• [Aim of the exercise] Transcribe the lines below verbatim, skipping the images.

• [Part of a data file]
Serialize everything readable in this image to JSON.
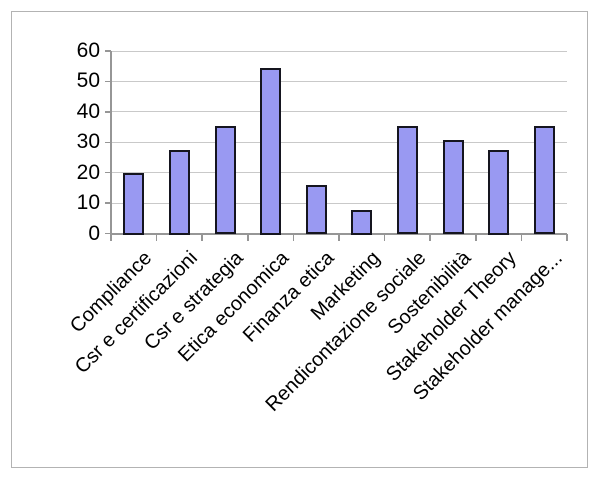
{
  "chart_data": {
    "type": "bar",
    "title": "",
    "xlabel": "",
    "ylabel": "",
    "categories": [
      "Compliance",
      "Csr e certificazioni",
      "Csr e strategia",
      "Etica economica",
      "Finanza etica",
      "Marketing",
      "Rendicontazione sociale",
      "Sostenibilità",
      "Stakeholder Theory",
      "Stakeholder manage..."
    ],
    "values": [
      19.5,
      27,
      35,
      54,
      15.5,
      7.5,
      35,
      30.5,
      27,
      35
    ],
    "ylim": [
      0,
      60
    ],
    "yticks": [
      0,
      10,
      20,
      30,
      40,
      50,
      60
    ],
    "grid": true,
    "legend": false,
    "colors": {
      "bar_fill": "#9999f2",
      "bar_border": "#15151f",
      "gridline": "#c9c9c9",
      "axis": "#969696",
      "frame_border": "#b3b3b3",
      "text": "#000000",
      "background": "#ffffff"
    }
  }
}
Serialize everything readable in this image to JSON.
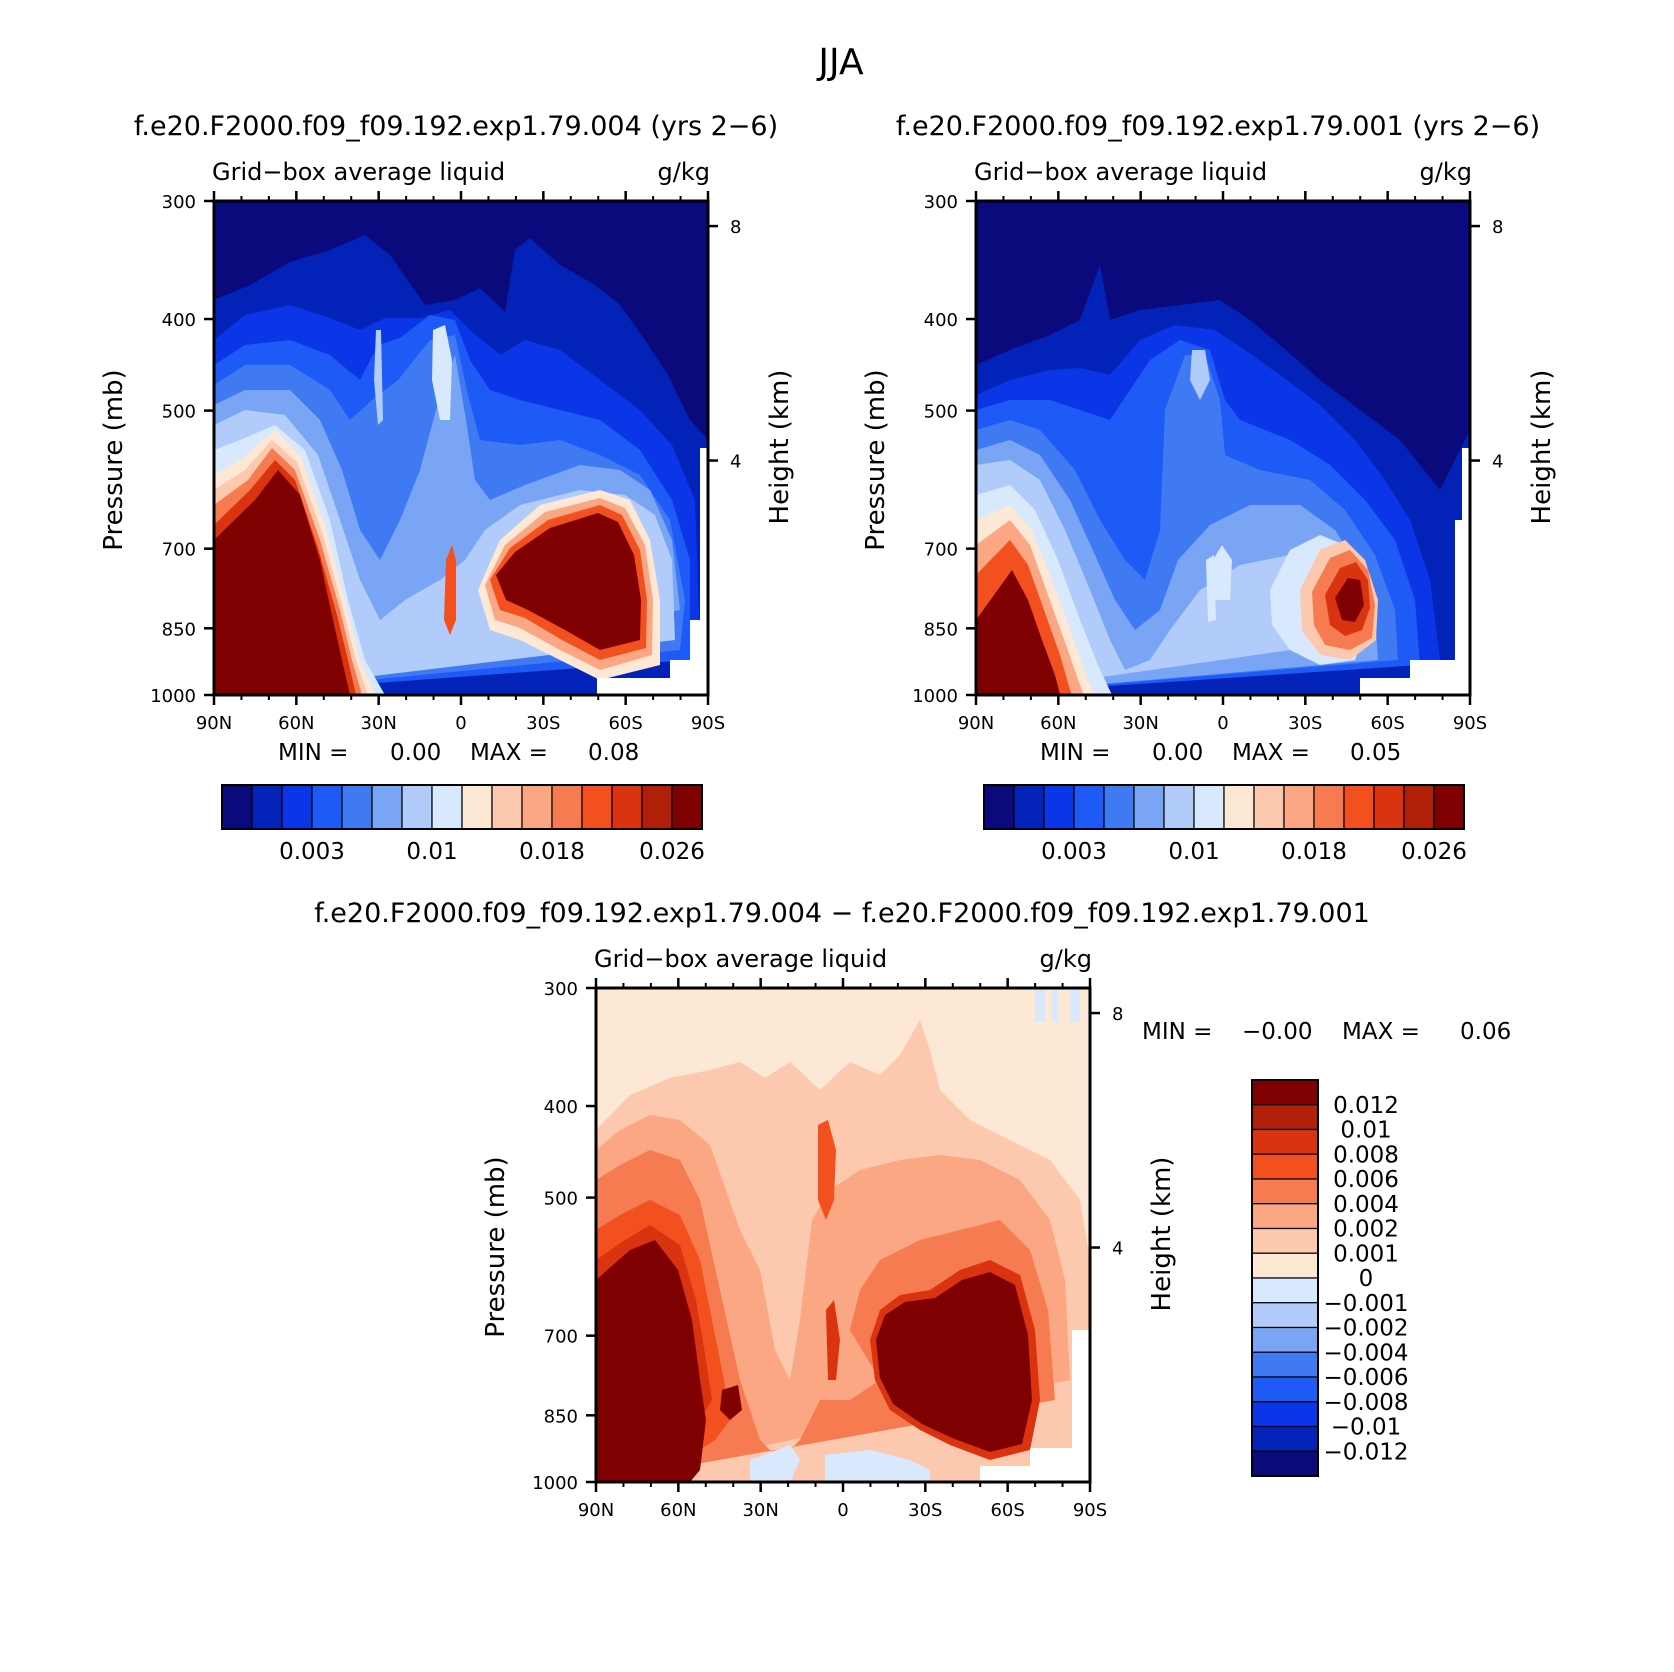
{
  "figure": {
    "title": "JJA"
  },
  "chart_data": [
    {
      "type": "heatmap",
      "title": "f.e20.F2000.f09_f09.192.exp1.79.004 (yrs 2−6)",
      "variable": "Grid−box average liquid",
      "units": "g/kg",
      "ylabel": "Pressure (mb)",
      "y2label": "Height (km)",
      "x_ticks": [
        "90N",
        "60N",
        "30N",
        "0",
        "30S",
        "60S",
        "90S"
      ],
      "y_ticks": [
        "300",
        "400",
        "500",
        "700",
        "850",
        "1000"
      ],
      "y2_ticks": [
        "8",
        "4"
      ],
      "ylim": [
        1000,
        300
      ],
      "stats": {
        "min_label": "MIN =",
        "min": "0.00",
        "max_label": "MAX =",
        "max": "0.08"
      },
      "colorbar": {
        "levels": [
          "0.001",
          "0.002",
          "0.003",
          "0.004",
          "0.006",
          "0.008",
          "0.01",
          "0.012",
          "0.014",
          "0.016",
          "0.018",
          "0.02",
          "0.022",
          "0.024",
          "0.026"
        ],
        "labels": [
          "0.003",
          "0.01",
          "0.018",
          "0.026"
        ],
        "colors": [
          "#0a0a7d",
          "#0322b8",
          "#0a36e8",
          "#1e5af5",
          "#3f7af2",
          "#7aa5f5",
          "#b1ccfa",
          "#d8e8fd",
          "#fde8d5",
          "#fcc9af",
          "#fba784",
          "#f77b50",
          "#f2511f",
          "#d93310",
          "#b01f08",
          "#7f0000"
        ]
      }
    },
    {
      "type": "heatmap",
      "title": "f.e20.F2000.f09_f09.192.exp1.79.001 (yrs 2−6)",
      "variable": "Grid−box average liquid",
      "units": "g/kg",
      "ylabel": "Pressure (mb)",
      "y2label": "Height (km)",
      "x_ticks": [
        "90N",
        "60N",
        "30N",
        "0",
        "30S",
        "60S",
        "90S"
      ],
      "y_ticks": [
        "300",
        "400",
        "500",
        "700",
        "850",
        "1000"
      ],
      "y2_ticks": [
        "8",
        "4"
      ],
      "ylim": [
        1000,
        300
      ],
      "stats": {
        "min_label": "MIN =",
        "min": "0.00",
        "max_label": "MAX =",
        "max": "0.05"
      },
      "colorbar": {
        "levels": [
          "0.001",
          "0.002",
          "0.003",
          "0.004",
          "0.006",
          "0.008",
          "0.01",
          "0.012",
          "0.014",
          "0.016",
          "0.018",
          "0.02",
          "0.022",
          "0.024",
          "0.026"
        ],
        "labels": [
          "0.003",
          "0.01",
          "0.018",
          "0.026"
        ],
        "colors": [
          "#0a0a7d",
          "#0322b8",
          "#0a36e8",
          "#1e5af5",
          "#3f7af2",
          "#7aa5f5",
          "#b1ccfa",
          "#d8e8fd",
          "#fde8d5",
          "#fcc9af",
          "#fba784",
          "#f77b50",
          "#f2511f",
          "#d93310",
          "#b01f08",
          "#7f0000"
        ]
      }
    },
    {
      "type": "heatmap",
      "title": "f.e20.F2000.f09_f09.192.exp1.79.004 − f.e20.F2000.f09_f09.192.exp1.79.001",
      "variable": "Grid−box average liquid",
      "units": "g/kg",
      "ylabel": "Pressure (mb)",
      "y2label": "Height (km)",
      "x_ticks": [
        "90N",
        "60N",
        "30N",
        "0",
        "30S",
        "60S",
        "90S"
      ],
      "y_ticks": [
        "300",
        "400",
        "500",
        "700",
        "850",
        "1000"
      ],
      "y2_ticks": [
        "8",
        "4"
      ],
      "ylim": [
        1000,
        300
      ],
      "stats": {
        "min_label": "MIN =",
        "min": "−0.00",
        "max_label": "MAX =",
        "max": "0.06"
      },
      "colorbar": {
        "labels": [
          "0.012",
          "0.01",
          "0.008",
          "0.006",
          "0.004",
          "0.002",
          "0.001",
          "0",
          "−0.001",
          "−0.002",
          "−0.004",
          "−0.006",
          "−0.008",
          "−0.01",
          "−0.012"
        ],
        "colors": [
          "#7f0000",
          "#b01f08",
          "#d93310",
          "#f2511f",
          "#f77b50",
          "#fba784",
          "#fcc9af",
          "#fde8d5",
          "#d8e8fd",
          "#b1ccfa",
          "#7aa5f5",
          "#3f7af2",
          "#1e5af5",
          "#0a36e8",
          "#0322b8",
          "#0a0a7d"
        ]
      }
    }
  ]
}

• [The solution]
Serialize everything readable in this image to JSON.
{
  "chart_data": {
    "type": "bar",
    "title": "",
    "xlabel": "",
    "ylabel": "",
    "categories": [
      "Compliance",
      "Csr e certificazioni",
      "Csr e strategia",
      "Etica economica",
      "Finanza etica",
      "Marketing",
      "Rendicontazione sociale",
      "Sostenibilità",
      "Stakeholder Theory",
      "Stakeholder manage..."
    ],
    "values": [
      19.5,
      27,
      35,
      54,
      15.5,
      7.5,
      35,
      30.5,
      27,
      35
    ],
    "ylim": [
      0,
      60
    ],
    "yticks": [
      0,
      10,
      20,
      30,
      40,
      50,
      60
    ],
    "grid": true,
    "legend": false,
    "colors": {
      "bar_fill": "#9999f2",
      "bar_border": "#15151f",
      "gridline": "#c9c9c9",
      "axis": "#969696",
      "frame_border": "#b3b3b3",
      "text": "#000000",
      "background": "#ffffff"
    }
  }
}
Serialize everything readable in this image to JSON.
{
  "figure": {
    "title": "JJA"
  },
  "chart_data": [
    {
      "type": "heatmap",
      "title": "f.e20.F2000.f09_f09.192.exp1.79.004 (yrs 2−6)",
      "variable": "Grid−box average liquid",
      "units": "g/kg",
      "ylabel": "Pressure (mb)",
      "y2label": "Height (km)",
      "x_ticks": [
        "90N",
        "60N",
        "30N",
        "0",
        "30S",
        "60S",
        "90S"
      ],
      "y_ticks": [
        "300",
        "400",
        "500",
        "700",
        "850",
        "1000"
      ],
      "y2_ticks": [
        "8",
        "4"
      ],
      "ylim": [
        1000,
        300
      ],
      "stats": {
        "min_label": "MIN =",
        "min": "0.00",
        "max_label": "MAX =",
        "max": "0.08"
      },
      "colorbar": {
        "levels": [
          "0.001",
          "0.002",
          "0.003",
          "0.004",
          "0.006",
          "0.008",
          "0.01",
          "0.012",
          "0.014",
          "0.016",
          "0.018",
          "0.02",
          "0.022",
          "0.024",
          "0.026"
        ],
        "labels": [
          "0.003",
          "0.01",
          "0.018",
          "0.026"
        ],
        "colors": [
          "#0a0a7d",
          "#0322b8",
          "#0a36e8",
          "#1e5af5",
          "#3f7af2",
          "#7aa5f5",
          "#b1ccfa",
          "#d8e8fd",
          "#fde8d5",
          "#fcc9af",
          "#fba784",
          "#f77b50",
          "#f2511f",
          "#d93310",
          "#b01f08",
          "#7f0000"
        ]
      }
    },
    {
      "type": "heatmap",
      "title": "f.e20.F2000.f09_f09.192.exp1.79.001 (yrs 2−6)",
      "variable": "Grid−box average liquid",
      "units": "g/kg",
      "ylabel": "Pressure (mb)",
      "y2label": "Height (km)",
      "x_ticks": [
        "90N",
        "60N",
        "30N",
        "0",
        "30S",
        "60S",
        "90S"
      ],
      "y_ticks": [
        "300",
        "400",
        "500",
        "700",
        "850",
        "1000"
      ],
      "y2_ticks": [
        "8",
        "4"
      ],
      "ylim": [
        1000,
        300
      ],
      "stats": {
        "min_label": "MIN =",
        "min": "0.00",
        "max_label": "MAX =",
        "max": "0.05"
      },
      "colorbar": {
        "levels": [
          "0.001",
          "0.002",
          "0.003",
          "0.004",
          "0.006",
          "0.008",
          "0.01",
          "0.012",
          "0.014",
          "0.016",
          "0.018",
          "0.02",
          "0.022",
          "0.024",
          "0.026"
        ],
        "labels": [
          "0.003",
          "0.01",
          "0.018",
          "0.026"
        ],
        "colors": [
          "#0a0a7d",
          "#0322b8",
          "#0a36e8",
          "#1e5af5",
          "#3f7af2",
          "#7aa5f5",
          "#b1ccfa",
          "#d8e8fd",
          "#fde8d5",
          "#fcc9af",
          "#fba784",
          "#f77b50",
          "#f2511f",
          "#d93310",
          "#b01f08",
          "#7f0000"
        ]
      }
    },
    {
      "type": "heatmap",
      "title": "f.e20.F2000.f09_f09.192.exp1.79.004 − f.e20.F2000.f09_f09.192.exp1.79.001",
      "variable": "Grid−box average liquid",
      "units": "g/kg",
      "ylabel": "Pressure (mb)",
      "y2label": "Height (km)",
      "x_ticks": [
        "90N",
        "60N",
        "30N",
        "0",
        "30S",
        "60S",
        "90S"
      ],
      "y_ticks": [
        "300",
        "400",
        "500",
        "700",
        "850",
        "1000"
      ],
      "y2_ticks": [
        "8",
        "4"
      ],
      "ylim": [
        1000,
        300
      ],
      "stats": {
        "min_label": "MIN =",
        "min": "−0.00",
        "max_label": "MAX =",
        "max": "0.06"
      },
      "colorbar": {
        "labels": [
          "0.012",
          "0.01",
          "0.008",
          "0.006",
          "0.004",
          "0.002",
          "0.001",
          "0",
          "−0.001",
          "−0.002",
          "−0.004",
          "−0.006",
          "−0.008",
          "−0.01",
          "−0.012"
        ],
        "colors": [
          "#7f0000",
          "#b01f08",
          "#d93310",
          "#f2511f",
          "#f77b50",
          "#fba784",
          "#fcc9af",
          "#fde8d5",
          "#d8e8fd",
          "#b1ccfa",
          "#7aa5f5",
          "#3f7af2",
          "#1e5af5",
          "#0a36e8",
          "#0322b8",
          "#0a0a7d"
        ]
      }
    }
  ]
}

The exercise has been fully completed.